### [Written exercise]
Copy out all the data, word for word.

### [Data entries]
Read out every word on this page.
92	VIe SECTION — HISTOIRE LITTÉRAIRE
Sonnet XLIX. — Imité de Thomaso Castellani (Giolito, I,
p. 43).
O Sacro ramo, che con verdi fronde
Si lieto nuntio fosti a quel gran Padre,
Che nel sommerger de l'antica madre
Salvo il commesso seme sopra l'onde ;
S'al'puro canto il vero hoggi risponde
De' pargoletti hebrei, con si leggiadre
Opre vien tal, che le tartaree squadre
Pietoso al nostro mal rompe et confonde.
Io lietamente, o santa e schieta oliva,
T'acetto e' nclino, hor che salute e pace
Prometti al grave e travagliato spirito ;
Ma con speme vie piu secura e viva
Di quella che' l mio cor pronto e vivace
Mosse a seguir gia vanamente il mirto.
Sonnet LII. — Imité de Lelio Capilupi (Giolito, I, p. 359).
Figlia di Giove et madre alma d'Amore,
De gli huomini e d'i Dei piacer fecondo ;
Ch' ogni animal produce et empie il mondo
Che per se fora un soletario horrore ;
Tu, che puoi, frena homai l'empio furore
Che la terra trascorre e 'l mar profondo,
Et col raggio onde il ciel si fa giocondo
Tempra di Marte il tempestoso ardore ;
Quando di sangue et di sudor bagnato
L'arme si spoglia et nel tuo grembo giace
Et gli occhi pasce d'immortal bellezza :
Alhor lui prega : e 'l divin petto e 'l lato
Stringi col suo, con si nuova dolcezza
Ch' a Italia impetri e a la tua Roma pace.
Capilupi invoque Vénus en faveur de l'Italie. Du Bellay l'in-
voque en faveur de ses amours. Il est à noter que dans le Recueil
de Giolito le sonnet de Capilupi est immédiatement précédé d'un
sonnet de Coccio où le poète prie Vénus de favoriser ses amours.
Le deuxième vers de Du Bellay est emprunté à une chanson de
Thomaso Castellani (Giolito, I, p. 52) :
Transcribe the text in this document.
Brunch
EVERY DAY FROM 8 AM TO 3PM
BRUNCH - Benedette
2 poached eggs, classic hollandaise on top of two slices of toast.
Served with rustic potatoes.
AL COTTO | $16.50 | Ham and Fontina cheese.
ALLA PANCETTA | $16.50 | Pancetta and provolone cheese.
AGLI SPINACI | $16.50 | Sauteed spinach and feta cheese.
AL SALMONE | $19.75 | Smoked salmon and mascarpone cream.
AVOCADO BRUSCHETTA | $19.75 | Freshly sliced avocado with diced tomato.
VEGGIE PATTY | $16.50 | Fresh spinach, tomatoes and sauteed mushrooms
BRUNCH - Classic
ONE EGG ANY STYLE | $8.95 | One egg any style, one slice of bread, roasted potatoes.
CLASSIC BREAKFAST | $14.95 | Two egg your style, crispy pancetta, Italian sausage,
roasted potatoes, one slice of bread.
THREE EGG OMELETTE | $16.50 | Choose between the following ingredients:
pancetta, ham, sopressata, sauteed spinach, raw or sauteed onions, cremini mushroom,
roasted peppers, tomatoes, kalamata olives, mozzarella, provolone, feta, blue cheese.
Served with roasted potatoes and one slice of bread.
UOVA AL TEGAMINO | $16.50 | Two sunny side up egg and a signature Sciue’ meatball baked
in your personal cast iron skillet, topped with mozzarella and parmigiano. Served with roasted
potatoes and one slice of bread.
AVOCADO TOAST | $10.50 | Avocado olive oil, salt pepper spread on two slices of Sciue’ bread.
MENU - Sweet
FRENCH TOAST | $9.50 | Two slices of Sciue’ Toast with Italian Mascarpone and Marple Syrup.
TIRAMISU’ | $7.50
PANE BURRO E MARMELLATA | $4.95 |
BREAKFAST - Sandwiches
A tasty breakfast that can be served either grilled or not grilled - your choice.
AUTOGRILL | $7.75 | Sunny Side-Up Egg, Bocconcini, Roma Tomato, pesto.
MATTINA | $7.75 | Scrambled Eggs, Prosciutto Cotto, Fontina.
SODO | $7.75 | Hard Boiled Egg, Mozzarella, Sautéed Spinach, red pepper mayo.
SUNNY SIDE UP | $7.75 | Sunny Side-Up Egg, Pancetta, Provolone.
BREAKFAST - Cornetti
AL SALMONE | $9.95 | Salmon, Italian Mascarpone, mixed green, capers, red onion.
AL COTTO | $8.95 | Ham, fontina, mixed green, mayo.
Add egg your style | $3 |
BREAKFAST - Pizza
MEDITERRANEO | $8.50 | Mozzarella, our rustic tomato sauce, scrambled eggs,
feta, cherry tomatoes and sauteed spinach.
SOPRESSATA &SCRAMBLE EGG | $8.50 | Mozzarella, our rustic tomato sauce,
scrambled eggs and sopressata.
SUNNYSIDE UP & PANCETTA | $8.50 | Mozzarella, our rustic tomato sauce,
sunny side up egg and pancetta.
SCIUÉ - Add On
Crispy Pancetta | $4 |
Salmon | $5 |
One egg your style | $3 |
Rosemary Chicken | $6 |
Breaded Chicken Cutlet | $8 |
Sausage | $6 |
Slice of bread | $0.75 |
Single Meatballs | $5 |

### [The result]
Read out every word on this page.
92	VIe SECTION — HISTOIRE LITTÉRAIRE
Sonnet XLIX. — Imité de Thomaso Castellani (Giolito, I,
p. 43).
O Sacro ramo, che con verdi fronde
Si lieto nuntio fosti a quel gran Padre,
Che nel sommerger de l'antica madre
Salvo il commesso seme sopra l'onde ;
S'al'puro canto il vero hoggi risponde
De' pargoletti hebrei, con si leggiadre
Opre vien tal, che le tartaree squadre
Pietoso al nostro mal rompe et confonde.
Io lietamente, o santa e schieta oliva,
T'acetto e' nclino, hor che salute e pace
Prometti al grave e travagliato spirito ;
Ma con speme vie piu secura e viva
Di quella che' l mio cor pronto e vivace
Mosse a seguir gia vanamente il mirto.
Sonnet LII. — Imité de Lelio Capilupi (Giolito, I, p. 359).
Figlia di Giove et madre alma d'Amore,
De gli huomini e d'i Dei piacer fecondo ;
Ch' ogni animal produce et empie il mondo
Che per se fora un soletario horrore ;
Tu, che puoi, frena homai l'empio furore
Che la terra trascorre e 'l mar profondo,
Et col raggio onde il ciel si fa giocondo
Tempra di Marte il tempestoso ardore ;
Quando di sangue et di sudor bagnato
L'arme si spoglia et nel tuo grembo giace
Et gli occhi pasce d'immortal bellezza :
Alhor lui prega : e 'l divin petto e 'l lato
Stringi col suo, con si nuova dolcezza
Ch' a Italia impetri e a la tua Roma pace.
Capilupi invoque Vénus en faveur de l'Italie. Du Bellay l'in-
voque en faveur de ses amours. Il est à noter que dans le Recueil
de Giolito le sonnet de Capilupi est immédiatement précédé d'un
sonnet de Coccio où le poète prie Vénus de favoriser ses amours.
Le deuxième vers de Du Bellay est emprunté à une chanson de
Thomaso Castellani (Giolito, I, p. 52) :
Transcribe the text in this document.
Brunch
EVERY DAY FROM 8 AM TO 3PM
BRUNCH - Benedette
2 poached eggs, classic hollandaise on top of two slices of toast.
Served with rustic potatoes.
AL COTTO | $16.50 | Ham and Fontina cheese.
ALLA PANCETTA | $16.50 | Pancetta and provolone cheese.
AGLI SPINACI | $16.50 | Sauteed spinach and feta cheese.
AL SALMONE | $19.75 | Smoked salmon and mascarpone cream.
AVOCADO BRUSCHETTA | $19.75 | Freshly sliced avocado with diced tomato.
VEGGIE PATTY | $16.50 | Fresh spinach, tomatoes and sauteed mushrooms
BRUNCH - Classic
ONE EGG ANY STYLE | $8.95 | One egg any style, one slice of bread, roasted potatoes.
CLASSIC BREAKFAST | $14.95 | Two egg your style, crispy pancetta, Italian sausage,
roasted potatoes, one slice of bread.
THREE EGG OMELETTE | $16.50 | Choose between the following ingredients:
pancetta, ham, sopressata, sauteed spinach, raw or sauteed onions, cremini mushroom,
roasted peppers, tomatoes, kalamata olives, mozzarella, provolone, feta, blue cheese.
Served with roasted potatoes and one slice of bread.
UOVA AL TEGAMINO | $16.50 | Two sunny side up egg and a signature Sciue’ meatball baked
in your personal cast iron skillet, topped with mozzarella and parmigiano. Served with roasted
potatoes and one slice of bread.
AVOCADO TOAST | $10.50 | Avocado olive oil, salt pepper spread on two slices of Sciue’ bread.
MENU - Sweet
FRENCH TOAST | $9.50 | Two slices of Sciue’ Toast with Italian Mascarpone and Marple Syrup.
TIRAMISU’ | $7.50
PANE BURRO E MARMELLATA | $4.95 |
BREAKFAST - Sandwiches
A tasty breakfast that can be served either grilled or not grilled - your choice.
AUTOGRILL | $7.75 | Sunny Side-Up Egg, Bocconcini, Roma Tomato, pesto.
MATTINA | $7.75 | Scrambled Eggs, Prosciutto Cotto, Fontina.
SODO | $7.75 | Hard Boiled Egg, Mozzarella, Sautéed Spinach, red pepper mayo.
SUNNY SIDE UP | $7.75 | Sunny Side-Up Egg, Pancetta, Provolone.
BREAKFAST - Cornetti
AL SALMONE | $9.95 | Salmon, Italian Mascarpone, mixed green, capers, red onion.
AL COTTO | $8.95 | Ham, fontina, mixed green, mayo.
Add egg your style | $3 |
BREAKFAST - Pizza
MEDITERRANEO | $8.50 | Mozzarella, our rustic tomato sauce, scrambled eggs,
feta, cherry tomatoes and sauteed spinach.
SOPRESSATA &SCRAMBLE EGG | $8.50 | Mozzarella, our rustic tomato sauce,
scrambled eggs and sopressata.
SUNNYSIDE UP & PANCETTA | $8.50 | Mozzarella, our rustic tomato sauce,
sunny side up egg and pancetta.
SCIUÉ - Add On
Crispy Pancetta | $4 |
Salmon | $5 |
One egg your style | $3 |
Rosemary Chicken | $6 |
Breaded Chicken Cutlet | $8 |
Sausage | $6 |
Slice of bread | $0.75 |
Single Meatballs | $5 |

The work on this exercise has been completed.